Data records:
* start *

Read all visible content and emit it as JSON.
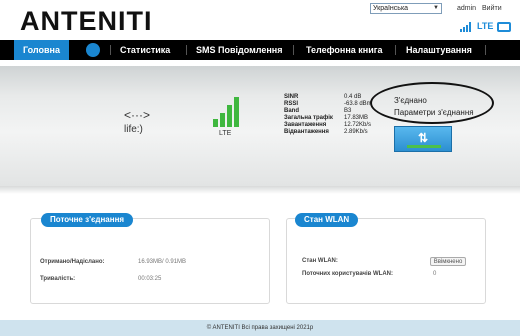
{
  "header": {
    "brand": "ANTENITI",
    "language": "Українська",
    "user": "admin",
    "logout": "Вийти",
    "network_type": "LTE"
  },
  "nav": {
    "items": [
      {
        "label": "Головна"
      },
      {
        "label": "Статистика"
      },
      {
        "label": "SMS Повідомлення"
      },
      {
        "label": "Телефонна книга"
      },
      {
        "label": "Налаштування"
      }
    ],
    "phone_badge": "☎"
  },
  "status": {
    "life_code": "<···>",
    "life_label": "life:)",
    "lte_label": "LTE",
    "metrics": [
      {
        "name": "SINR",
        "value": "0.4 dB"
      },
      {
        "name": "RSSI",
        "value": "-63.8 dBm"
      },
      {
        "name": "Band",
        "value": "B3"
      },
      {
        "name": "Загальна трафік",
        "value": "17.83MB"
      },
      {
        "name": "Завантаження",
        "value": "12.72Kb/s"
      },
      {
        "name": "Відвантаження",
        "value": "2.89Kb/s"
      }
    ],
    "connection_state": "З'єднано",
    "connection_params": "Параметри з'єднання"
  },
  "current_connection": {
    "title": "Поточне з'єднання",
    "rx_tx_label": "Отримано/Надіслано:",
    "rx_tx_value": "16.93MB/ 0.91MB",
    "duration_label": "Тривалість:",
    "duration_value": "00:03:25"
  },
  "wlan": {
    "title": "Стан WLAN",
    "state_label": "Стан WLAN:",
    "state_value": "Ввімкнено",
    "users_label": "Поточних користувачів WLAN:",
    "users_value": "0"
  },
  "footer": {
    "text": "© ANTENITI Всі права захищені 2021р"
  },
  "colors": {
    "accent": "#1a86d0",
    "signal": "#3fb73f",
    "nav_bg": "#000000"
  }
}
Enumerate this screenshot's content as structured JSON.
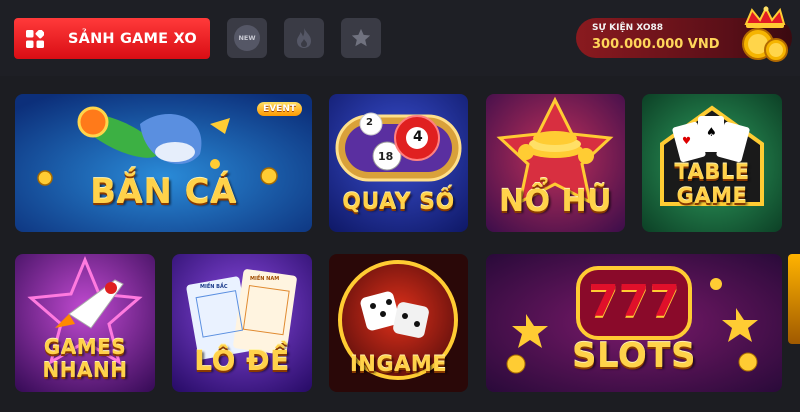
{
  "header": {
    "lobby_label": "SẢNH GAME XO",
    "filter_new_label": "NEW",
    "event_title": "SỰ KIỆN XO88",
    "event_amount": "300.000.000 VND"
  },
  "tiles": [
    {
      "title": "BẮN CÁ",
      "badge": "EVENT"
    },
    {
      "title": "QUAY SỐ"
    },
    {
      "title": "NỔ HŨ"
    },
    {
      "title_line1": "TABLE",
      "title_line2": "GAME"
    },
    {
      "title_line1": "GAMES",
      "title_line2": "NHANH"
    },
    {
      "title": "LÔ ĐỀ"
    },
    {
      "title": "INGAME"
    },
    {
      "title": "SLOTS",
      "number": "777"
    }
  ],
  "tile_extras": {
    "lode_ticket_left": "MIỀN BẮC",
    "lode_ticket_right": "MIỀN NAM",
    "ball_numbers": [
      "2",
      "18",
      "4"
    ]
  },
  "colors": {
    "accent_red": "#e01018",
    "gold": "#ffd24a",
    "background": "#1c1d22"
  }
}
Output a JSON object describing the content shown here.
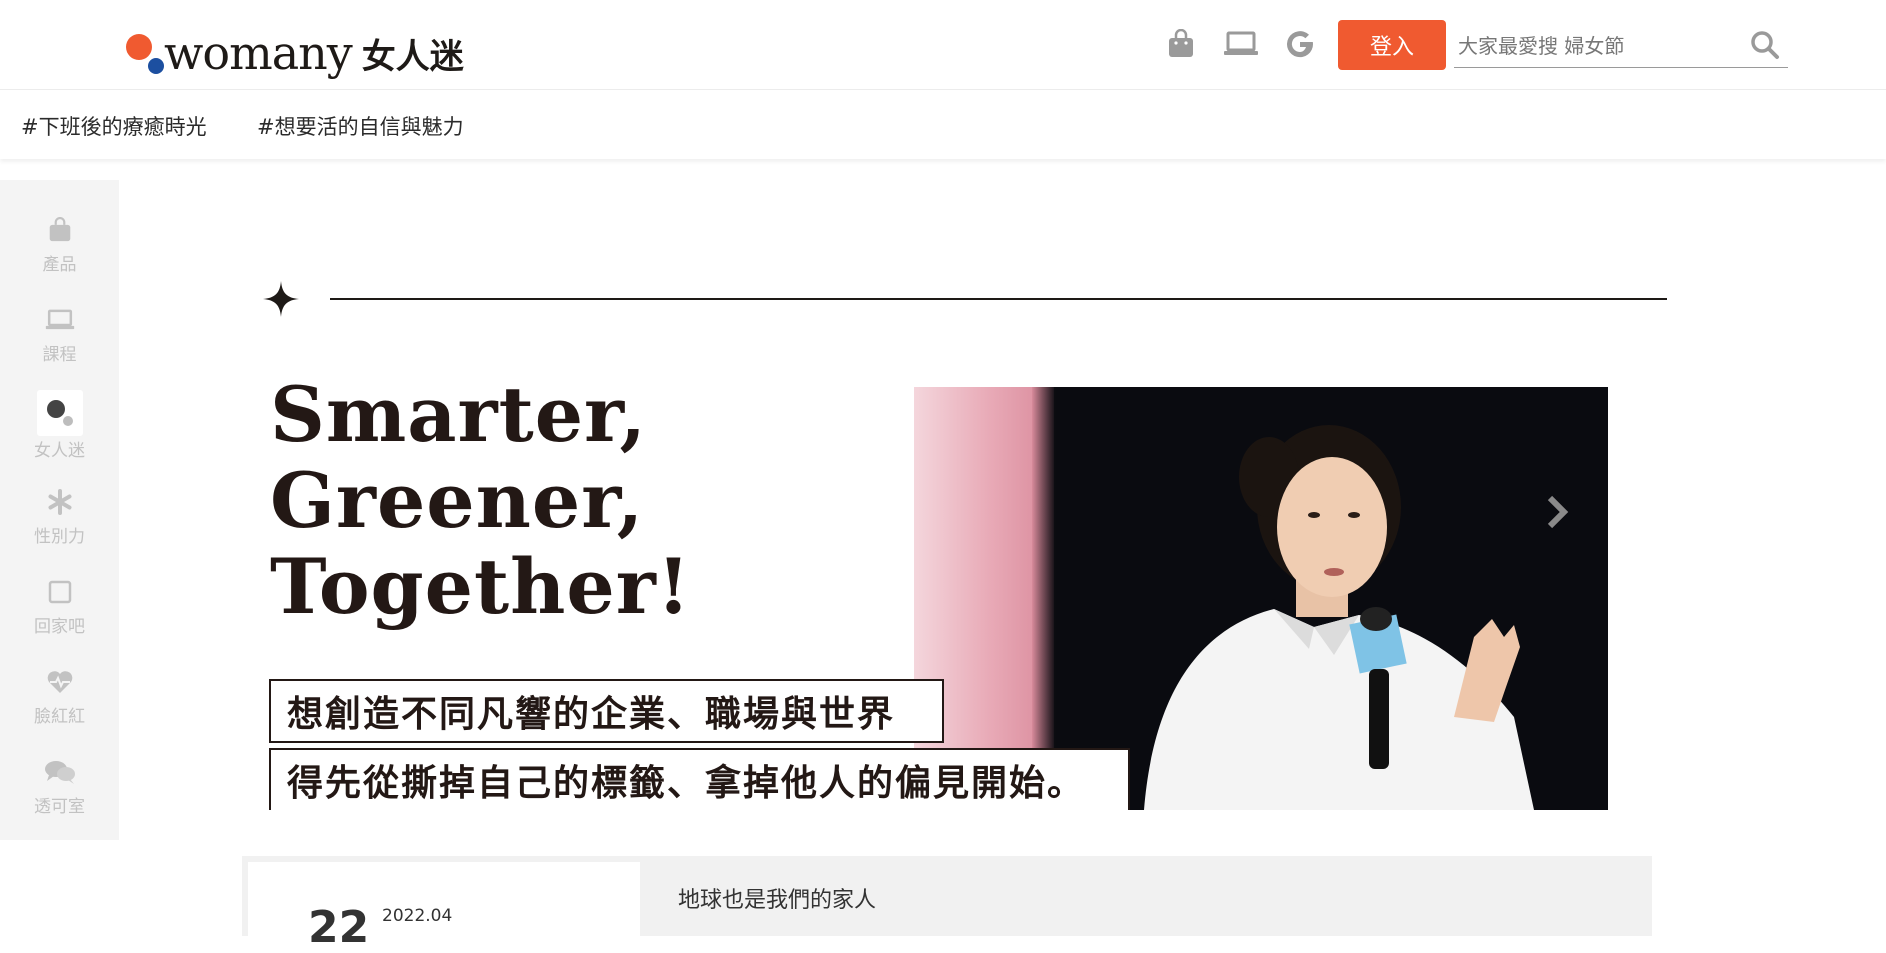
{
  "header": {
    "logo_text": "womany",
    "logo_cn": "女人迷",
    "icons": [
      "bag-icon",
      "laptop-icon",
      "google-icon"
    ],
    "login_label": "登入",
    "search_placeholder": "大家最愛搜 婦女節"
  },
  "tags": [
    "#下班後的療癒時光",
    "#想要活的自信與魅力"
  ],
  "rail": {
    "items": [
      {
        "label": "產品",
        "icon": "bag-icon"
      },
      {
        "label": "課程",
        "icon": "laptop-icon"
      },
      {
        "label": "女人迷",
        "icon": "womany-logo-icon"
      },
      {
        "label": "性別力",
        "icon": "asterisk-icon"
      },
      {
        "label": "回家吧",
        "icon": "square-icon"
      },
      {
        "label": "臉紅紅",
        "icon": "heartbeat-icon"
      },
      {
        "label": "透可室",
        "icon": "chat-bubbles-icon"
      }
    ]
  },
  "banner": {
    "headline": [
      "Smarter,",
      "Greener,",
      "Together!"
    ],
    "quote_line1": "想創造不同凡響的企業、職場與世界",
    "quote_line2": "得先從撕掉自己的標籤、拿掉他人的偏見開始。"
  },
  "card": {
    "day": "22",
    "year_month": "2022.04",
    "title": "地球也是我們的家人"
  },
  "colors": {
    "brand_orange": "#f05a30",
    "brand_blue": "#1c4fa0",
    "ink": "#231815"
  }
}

* end *
* start *

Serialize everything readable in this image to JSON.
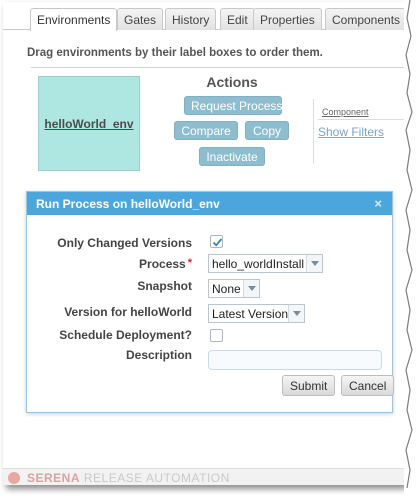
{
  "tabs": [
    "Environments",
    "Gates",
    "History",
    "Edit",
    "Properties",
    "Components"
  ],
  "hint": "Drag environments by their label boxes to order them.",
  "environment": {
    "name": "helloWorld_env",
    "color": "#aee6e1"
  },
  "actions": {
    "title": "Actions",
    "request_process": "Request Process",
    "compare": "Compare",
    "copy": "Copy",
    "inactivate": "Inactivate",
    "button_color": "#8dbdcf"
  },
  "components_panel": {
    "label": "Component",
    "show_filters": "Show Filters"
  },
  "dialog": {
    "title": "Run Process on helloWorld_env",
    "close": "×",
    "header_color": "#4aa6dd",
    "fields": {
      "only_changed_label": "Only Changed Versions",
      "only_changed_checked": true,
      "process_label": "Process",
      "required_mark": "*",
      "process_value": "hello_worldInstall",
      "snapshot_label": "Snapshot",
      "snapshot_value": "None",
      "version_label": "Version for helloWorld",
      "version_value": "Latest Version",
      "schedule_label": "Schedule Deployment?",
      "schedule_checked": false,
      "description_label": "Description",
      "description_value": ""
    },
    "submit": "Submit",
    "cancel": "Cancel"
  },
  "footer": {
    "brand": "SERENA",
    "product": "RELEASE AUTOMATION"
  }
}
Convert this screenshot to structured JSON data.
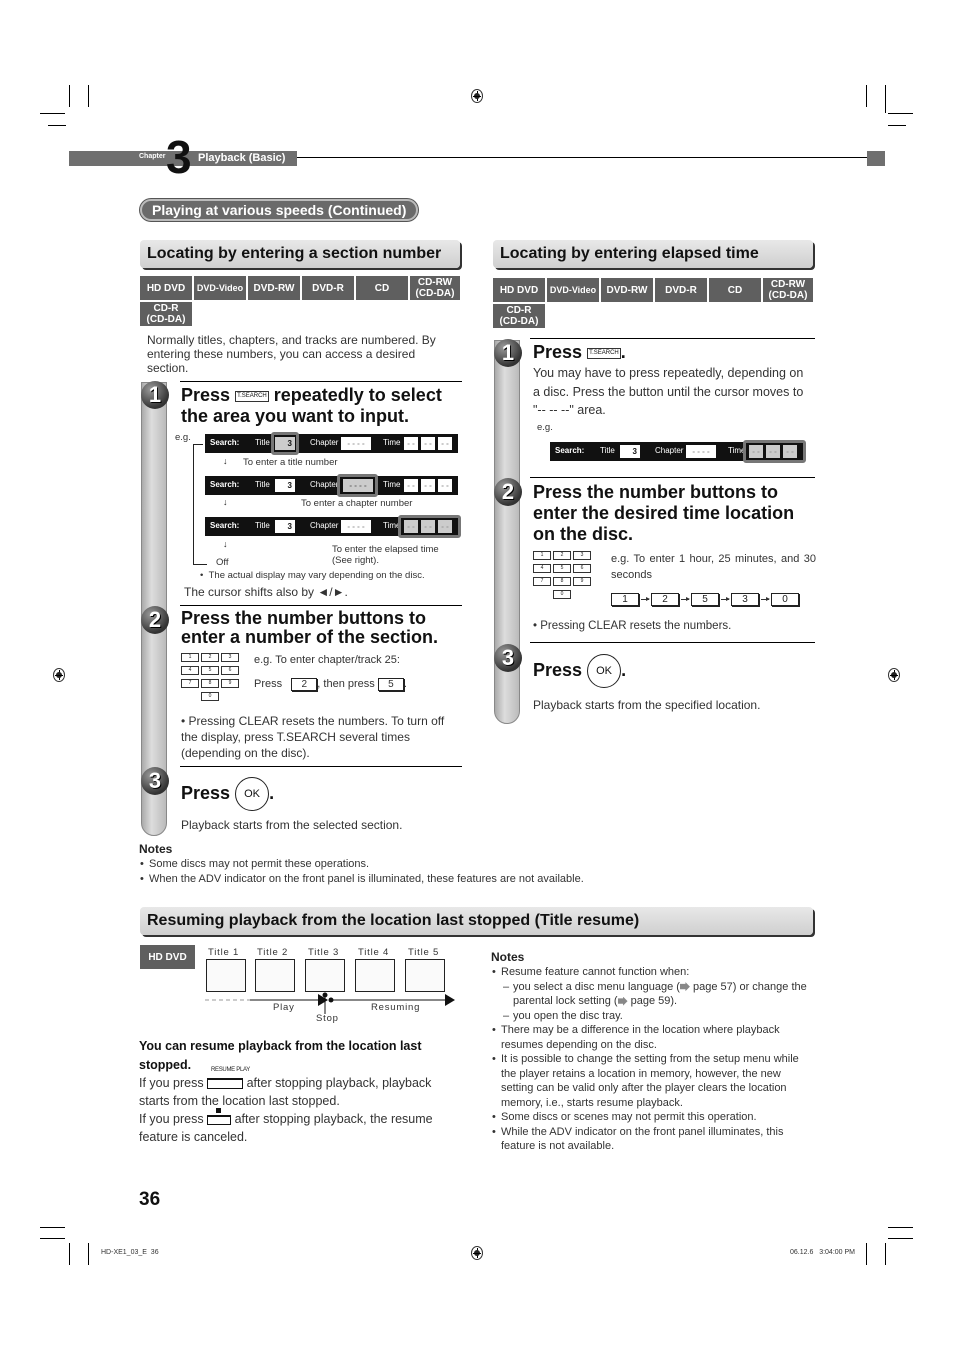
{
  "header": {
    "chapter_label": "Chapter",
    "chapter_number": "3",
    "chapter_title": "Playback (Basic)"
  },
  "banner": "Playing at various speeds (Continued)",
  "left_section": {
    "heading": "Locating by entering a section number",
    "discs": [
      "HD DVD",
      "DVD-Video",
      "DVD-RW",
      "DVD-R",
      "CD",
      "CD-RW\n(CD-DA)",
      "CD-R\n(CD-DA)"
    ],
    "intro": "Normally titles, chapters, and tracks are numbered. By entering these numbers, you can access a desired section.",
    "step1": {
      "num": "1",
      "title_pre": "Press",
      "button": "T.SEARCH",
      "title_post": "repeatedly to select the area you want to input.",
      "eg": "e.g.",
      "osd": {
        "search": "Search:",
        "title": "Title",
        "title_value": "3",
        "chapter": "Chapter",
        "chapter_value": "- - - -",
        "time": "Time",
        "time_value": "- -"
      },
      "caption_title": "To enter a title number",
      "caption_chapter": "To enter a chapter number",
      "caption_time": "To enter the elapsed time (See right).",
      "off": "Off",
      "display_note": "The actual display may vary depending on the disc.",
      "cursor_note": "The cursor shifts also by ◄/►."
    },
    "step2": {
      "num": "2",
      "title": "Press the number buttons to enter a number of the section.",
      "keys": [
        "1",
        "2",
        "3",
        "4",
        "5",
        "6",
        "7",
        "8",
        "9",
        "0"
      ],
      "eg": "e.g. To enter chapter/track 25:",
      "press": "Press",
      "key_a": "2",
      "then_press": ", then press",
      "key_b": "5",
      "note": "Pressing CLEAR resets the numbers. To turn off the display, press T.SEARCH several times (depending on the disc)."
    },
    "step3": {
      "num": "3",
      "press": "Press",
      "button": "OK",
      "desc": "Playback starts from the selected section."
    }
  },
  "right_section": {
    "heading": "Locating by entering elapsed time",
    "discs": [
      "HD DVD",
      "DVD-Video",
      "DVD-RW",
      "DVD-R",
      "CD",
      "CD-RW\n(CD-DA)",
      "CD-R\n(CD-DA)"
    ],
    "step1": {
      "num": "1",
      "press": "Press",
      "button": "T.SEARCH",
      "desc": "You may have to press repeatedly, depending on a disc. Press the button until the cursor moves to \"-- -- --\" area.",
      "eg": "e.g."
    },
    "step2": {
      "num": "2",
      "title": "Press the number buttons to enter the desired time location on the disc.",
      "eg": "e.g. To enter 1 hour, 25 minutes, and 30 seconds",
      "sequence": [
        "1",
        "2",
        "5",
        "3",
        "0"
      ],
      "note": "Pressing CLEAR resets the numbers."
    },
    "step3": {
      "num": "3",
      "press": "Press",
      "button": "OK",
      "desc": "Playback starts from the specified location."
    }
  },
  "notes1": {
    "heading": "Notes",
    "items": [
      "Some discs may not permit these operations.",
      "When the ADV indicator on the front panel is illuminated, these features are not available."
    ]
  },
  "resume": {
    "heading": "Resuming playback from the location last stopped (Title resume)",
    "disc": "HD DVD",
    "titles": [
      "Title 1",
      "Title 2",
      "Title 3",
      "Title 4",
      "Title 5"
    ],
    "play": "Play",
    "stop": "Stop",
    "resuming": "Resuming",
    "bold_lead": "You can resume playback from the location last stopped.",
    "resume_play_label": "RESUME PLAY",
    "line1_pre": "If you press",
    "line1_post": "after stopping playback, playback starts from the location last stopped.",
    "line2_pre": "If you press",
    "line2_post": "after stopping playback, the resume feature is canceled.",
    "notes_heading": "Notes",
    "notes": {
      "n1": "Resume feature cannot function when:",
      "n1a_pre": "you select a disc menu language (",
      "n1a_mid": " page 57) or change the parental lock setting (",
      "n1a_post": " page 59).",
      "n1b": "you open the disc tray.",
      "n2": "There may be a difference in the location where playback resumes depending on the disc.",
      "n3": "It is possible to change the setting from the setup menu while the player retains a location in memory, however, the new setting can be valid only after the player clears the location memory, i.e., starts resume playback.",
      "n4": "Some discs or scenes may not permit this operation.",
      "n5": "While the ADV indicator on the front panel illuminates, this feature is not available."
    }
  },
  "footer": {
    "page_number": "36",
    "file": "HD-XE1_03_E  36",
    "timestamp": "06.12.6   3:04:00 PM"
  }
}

* end *

## WHAT YOU SHOULD DO
Copy each line that holds the word "screenshot".

## EXERCISE RESULT
Enumerate this screenshot's content as structured JSON.
Convert this screenshot to structured JSON data.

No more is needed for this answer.